╭──

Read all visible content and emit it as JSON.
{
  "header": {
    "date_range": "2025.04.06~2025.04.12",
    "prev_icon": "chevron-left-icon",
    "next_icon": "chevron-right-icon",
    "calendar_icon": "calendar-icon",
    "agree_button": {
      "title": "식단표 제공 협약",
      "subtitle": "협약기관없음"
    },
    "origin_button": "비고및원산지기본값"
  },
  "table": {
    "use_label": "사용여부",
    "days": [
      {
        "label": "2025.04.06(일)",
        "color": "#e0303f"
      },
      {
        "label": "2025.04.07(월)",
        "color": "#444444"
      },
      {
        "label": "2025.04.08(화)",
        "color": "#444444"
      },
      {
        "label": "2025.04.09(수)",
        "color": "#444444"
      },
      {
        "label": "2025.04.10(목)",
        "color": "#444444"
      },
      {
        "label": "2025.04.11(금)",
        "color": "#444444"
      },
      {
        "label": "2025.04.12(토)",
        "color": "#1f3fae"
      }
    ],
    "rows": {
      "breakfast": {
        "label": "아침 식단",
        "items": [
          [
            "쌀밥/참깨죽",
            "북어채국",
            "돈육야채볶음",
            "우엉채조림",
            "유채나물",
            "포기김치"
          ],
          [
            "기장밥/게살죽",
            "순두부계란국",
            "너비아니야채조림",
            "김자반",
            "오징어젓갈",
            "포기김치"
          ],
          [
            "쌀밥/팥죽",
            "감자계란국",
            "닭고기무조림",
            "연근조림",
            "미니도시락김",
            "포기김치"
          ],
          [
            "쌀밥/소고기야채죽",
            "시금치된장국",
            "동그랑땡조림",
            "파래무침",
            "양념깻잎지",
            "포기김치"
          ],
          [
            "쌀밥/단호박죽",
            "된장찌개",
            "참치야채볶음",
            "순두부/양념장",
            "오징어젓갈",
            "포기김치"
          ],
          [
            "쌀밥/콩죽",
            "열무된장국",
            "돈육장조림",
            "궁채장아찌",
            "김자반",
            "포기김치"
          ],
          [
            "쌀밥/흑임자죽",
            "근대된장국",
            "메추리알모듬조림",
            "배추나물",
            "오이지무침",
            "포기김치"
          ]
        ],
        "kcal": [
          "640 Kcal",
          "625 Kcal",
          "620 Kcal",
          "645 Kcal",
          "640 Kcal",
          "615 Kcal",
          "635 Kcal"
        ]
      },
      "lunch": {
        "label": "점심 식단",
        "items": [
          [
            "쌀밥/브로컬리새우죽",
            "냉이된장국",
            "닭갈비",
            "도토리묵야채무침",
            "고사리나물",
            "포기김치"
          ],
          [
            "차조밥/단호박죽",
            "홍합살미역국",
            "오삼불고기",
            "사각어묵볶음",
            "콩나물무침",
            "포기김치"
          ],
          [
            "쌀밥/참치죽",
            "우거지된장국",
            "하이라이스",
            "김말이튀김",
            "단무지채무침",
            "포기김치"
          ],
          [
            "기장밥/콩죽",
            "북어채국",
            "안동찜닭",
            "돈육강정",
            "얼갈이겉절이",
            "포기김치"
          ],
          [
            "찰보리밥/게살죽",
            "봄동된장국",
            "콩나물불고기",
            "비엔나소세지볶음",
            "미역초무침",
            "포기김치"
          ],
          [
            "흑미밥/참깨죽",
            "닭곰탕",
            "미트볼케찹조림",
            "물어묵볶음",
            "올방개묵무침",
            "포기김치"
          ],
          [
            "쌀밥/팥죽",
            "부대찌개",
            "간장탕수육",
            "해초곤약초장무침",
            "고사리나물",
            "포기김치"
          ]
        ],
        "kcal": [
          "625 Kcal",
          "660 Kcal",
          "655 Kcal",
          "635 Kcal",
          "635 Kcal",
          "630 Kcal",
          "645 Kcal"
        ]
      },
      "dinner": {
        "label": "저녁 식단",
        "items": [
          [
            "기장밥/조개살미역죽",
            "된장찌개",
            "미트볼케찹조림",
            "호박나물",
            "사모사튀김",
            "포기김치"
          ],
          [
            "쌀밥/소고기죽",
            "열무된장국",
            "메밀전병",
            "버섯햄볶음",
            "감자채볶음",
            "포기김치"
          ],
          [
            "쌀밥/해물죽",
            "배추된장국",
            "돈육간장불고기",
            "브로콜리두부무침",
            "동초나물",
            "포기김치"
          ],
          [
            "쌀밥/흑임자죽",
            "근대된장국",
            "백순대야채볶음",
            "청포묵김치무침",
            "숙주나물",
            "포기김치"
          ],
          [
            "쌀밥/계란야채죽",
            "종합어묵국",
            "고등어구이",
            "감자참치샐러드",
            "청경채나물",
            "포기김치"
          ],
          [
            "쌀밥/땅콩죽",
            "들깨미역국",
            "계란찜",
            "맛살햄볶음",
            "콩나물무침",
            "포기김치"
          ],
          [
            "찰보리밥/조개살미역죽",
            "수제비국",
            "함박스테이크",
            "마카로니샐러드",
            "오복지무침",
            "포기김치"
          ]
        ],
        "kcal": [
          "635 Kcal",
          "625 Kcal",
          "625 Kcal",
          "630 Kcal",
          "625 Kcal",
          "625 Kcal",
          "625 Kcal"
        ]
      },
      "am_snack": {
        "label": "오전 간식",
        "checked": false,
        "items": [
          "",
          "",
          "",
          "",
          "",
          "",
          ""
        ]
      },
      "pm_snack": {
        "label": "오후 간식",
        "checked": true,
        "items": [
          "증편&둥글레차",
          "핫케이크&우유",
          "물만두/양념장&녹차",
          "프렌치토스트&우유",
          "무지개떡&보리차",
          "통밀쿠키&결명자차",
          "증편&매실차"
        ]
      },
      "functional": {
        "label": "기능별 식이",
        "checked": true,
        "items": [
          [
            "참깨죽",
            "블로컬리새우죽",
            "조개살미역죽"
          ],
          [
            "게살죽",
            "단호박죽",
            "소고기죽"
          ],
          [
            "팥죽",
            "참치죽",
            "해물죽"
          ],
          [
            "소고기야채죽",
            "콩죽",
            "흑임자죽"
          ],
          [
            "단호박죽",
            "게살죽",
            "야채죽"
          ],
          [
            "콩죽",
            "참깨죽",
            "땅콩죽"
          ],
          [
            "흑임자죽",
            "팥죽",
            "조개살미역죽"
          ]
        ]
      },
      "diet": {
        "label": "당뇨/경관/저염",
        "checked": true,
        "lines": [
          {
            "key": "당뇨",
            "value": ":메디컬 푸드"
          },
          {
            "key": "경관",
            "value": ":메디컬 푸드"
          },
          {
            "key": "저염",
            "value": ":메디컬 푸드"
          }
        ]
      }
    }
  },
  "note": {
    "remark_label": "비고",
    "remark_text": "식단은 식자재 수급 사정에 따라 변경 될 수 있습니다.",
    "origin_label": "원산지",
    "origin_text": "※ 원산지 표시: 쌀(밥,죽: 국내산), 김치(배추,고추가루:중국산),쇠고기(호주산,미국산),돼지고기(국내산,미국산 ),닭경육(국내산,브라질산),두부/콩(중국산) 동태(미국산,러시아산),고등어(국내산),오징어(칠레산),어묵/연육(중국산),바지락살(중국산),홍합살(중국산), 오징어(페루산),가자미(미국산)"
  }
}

╰──

> _INSTRUCTIONS TO FOLLOW_: Give the number of lines in the entries above that include the string "icon". No other output is expected.

> _THE REPLY_: 3